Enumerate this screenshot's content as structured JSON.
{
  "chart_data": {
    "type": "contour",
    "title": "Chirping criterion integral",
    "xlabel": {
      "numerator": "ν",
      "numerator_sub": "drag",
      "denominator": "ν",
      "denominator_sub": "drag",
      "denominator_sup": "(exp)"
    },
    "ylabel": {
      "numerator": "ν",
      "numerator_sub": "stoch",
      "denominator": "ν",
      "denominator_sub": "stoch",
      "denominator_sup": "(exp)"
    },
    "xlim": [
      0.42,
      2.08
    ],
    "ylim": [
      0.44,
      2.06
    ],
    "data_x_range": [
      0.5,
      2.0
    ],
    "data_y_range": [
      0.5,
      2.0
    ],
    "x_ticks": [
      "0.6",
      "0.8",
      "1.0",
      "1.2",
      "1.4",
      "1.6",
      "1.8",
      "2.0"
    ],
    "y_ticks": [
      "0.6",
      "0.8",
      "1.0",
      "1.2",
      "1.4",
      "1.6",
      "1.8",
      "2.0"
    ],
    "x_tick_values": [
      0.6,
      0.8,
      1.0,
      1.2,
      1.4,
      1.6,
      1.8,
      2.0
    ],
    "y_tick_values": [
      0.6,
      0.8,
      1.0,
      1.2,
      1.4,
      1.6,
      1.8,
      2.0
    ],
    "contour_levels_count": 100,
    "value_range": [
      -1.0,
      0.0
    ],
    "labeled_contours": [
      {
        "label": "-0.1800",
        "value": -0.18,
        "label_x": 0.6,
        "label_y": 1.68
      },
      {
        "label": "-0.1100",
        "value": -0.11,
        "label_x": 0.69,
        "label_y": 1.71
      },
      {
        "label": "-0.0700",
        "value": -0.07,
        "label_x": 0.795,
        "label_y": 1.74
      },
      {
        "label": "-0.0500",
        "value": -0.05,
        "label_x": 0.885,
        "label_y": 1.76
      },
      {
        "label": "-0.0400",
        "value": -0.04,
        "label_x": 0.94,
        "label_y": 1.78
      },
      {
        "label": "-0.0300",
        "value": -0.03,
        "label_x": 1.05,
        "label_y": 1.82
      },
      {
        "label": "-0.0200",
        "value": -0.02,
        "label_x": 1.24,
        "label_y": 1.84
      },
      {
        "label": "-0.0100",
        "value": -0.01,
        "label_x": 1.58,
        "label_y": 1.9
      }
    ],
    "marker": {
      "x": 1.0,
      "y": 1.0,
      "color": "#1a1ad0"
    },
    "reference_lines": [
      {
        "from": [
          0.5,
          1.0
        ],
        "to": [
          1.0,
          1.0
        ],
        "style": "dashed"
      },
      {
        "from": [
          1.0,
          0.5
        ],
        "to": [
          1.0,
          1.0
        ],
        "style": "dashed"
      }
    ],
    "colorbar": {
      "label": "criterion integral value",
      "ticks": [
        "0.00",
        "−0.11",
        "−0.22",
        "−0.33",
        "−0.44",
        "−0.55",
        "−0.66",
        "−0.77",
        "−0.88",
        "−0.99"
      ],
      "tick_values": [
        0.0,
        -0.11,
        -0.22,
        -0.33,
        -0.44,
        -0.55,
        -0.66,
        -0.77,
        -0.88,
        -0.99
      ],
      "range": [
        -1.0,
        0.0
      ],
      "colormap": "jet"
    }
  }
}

◇ ◇ ◇ ◇ ◇ ◇ ◇

Reproduce the complete data exactly as presented above.

→ Answer in full
Enumerate this screenshot's content as structured JSON.
{
  "chart_data": {
    "type": "contour",
    "title": "Chirping criterion integral",
    "xlabel": {
      "numerator": "ν",
      "numerator_sub": "drag",
      "denominator": "ν",
      "denominator_sub": "drag",
      "denominator_sup": "(exp)"
    },
    "ylabel": {
      "numerator": "ν",
      "numerator_sub": "stoch",
      "denominator": "ν",
      "denominator_sub": "stoch",
      "denominator_sup": "(exp)"
    },
    "xlim": [
      0.42,
      2.08
    ],
    "ylim": [
      0.44,
      2.06
    ],
    "data_x_range": [
      0.5,
      2.0
    ],
    "data_y_range": [
      0.5,
      2.0
    ],
    "x_ticks": [
      "0.6",
      "0.8",
      "1.0",
      "1.2",
      "1.4",
      "1.6",
      "1.8",
      "2.0"
    ],
    "y_ticks": [
      "0.6",
      "0.8",
      "1.0",
      "1.2",
      "1.4",
      "1.6",
      "1.8",
      "2.0"
    ],
    "x_tick_values": [
      0.6,
      0.8,
      1.0,
      1.2,
      1.4,
      1.6,
      1.8,
      2.0
    ],
    "y_tick_values": [
      0.6,
      0.8,
      1.0,
      1.2,
      1.4,
      1.6,
      1.8,
      2.0
    ],
    "contour_levels_count": 100,
    "value_range": [
      -1.0,
      0.0
    ],
    "labeled_contours": [
      {
        "label": "-0.1800",
        "value": -0.18,
        "label_x": 0.6,
        "label_y": 1.68
      },
      {
        "label": "-0.1100",
        "value": -0.11,
        "label_x": 0.69,
        "label_y": 1.71
      },
      {
        "label": "-0.0700",
        "value": -0.07,
        "label_x": 0.795,
        "label_y": 1.74
      },
      {
        "label": "-0.0500",
        "value": -0.05,
        "label_x": 0.885,
        "label_y": 1.76
      },
      {
        "label": "-0.0400",
        "value": -0.04,
        "label_x": 0.94,
        "label_y": 1.78
      },
      {
        "label": "-0.0300",
        "value": -0.03,
        "label_x": 1.05,
        "label_y": 1.82
      },
      {
        "label": "-0.0200",
        "value": -0.02,
        "label_x": 1.24,
        "label_y": 1.84
      },
      {
        "label": "-0.0100",
        "value": -0.01,
        "label_x": 1.58,
        "label_y": 1.9
      }
    ],
    "marker": {
      "x": 1.0,
      "y": 1.0,
      "color": "#1a1ad0"
    },
    "reference_lines": [
      {
        "from": [
          0.5,
          1.0
        ],
        "to": [
          1.0,
          1.0
        ],
        "style": "dashed"
      },
      {
        "from": [
          1.0,
          0.5
        ],
        "to": [
          1.0,
          1.0
        ],
        "style": "dashed"
      }
    ],
    "colorbar": {
      "label": "criterion integral value",
      "ticks": [
        "0.00",
        "−0.11",
        "−0.22",
        "−0.33",
        "−0.44",
        "−0.55",
        "−0.66",
        "−0.77",
        "−0.88",
        "−0.99"
      ],
      "tick_values": [
        0.0,
        -0.11,
        -0.22,
        -0.33,
        -0.44,
        -0.55,
        -0.66,
        -0.77,
        -0.88,
        -0.99
      ],
      "range": [
        -1.0,
        0.0
      ],
      "colormap": "jet"
    }
  }
}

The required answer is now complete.